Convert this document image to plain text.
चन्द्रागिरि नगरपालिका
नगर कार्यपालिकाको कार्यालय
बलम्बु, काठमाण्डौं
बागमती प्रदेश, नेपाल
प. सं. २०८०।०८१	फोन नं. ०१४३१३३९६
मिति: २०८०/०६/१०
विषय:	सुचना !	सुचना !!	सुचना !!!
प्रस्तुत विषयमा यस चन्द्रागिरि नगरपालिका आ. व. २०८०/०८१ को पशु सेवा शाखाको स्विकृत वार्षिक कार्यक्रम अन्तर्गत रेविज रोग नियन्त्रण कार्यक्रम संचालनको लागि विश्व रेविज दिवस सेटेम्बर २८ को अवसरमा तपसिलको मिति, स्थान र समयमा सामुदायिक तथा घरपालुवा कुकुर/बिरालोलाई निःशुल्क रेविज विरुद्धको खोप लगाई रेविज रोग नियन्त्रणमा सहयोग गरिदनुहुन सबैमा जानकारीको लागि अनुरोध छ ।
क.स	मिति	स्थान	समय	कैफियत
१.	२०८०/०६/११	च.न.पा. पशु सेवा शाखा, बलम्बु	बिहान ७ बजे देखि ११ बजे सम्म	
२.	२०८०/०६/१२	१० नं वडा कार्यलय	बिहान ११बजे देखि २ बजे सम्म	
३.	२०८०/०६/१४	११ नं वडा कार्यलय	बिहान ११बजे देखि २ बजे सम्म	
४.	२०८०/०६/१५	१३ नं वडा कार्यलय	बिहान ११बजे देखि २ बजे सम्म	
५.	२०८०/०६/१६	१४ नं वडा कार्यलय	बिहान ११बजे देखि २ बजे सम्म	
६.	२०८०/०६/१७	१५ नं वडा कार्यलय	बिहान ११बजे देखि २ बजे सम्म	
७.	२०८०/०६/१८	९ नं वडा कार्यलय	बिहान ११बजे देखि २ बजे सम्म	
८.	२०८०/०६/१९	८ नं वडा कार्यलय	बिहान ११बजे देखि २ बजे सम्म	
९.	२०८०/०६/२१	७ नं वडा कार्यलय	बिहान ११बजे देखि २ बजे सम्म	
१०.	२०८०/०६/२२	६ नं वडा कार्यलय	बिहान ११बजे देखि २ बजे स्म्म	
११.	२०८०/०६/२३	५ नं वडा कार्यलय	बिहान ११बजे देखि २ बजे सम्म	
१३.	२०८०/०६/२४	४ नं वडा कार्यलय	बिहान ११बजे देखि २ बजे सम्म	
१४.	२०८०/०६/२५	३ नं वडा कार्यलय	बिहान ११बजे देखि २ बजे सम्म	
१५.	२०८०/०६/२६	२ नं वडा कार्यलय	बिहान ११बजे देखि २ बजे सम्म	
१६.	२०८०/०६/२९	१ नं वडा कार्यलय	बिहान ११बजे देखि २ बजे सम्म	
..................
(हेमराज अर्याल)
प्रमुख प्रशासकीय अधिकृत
_ _ _ _ _
[Instruction]: Your task is to retype all of the records exactly.

[Output for this exercise]:
Convert this document image to plain text.
चन्द्रागिरि नगरपालिका
नगर कार्यपालिकाको कार्यालय
बलम्बु, काठमाण्डौं
बागमती प्रदेश, नेपाल
प. सं. २०८०।०८१	फोन नं. ०१४३१३३९६
मिति: २०८०/०६/१०
विषय:	सुचना !	सुचना !!	सुचना !!!
प्रस्तुत विषयमा यस चन्द्रागिरि नगरपालिका आ. व. २०८०/०८१ को पशु सेवा शाखाको स्विकृत वार्षिक कार्यक्रम अन्तर्गत रेविज रोग नियन्त्रण कार्यक्रम संचालनको लागि विश्व रेविज दिवस सेटेम्बर २८ को अवसरमा तपसिलको मिति, स्थान र समयमा सामुदायिक तथा घरपालुवा कुकुर/बिरालोलाई निःशुल्क रेविज विरुद्धको खोप लगाई रेविज रोग नियन्त्रणमा सहयोग गरिदनुहुन सबैमा जानकारीको लागि अनुरोध छ ।
क.स	मिति	स्थान	समय	कैफियत
१.	२०८०/०६/११	च.न.पा. पशु सेवा शाखा, बलम्बु	बिहान ७ बजे देखि ११ बजे सम्म	
२.	२०८०/०६/१२	१० नं वडा कार्यलय	बिहान ११बजे देखि २ बजे सम्म	
३.	२०८०/०६/१४	११ नं वडा कार्यलय	बिहान ११बजे देखि २ बजे सम्म	
४.	२०८०/०६/१५	१३ नं वडा कार्यलय	बिहान ११बजे देखि २ बजे सम्म	
५.	२०८०/०६/१६	१४ नं वडा कार्यलय	बिहान ११बजे देखि २ बजे सम्म	
६.	२०८०/०६/१७	१५ नं वडा कार्यलय	बिहान ११बजे देखि २ बजे सम्म	
७.	२०८०/०६/१८	९ नं वडा कार्यलय	बिहान ११बजे देखि २ बजे सम्म	
८.	२०८०/०६/१९	८ नं वडा कार्यलय	बिहान ११बजे देखि २ बजे सम्म	
९.	२०८०/०६/२१	७ नं वडा कार्यलय	बिहान ११बजे देखि २ बजे सम्म	
१०.	२०८०/०६/२२	६ नं वडा कार्यलय	बिहान ११बजे देखि २ बजे स्म्म	
११.	२०८०/०६/२३	५ नं वडा कार्यलय	बिहान ११बजे देखि २ बजे सम्म	
१३.	२०८०/०६/२४	४ नं वडा कार्यलय	बिहान ११बजे देखि २ बजे सम्म	
१४.	२०८०/०६/२५	३ नं वडा कार्यलय	बिहान ११बजे देखि २ बजे सम्म	
१५.	२०८०/०६/२६	२ नं वडा कार्यलय	बिहान ११बजे देखि २ बजे सम्म	
१६.	२०८०/०६/२९	१ नं वडा कार्यलय	बिहान ११बजे देखि २ बजे सम्म	
..................
(हेमराज अर्याल)
प्रमुख प्रशासकीय अधिकृत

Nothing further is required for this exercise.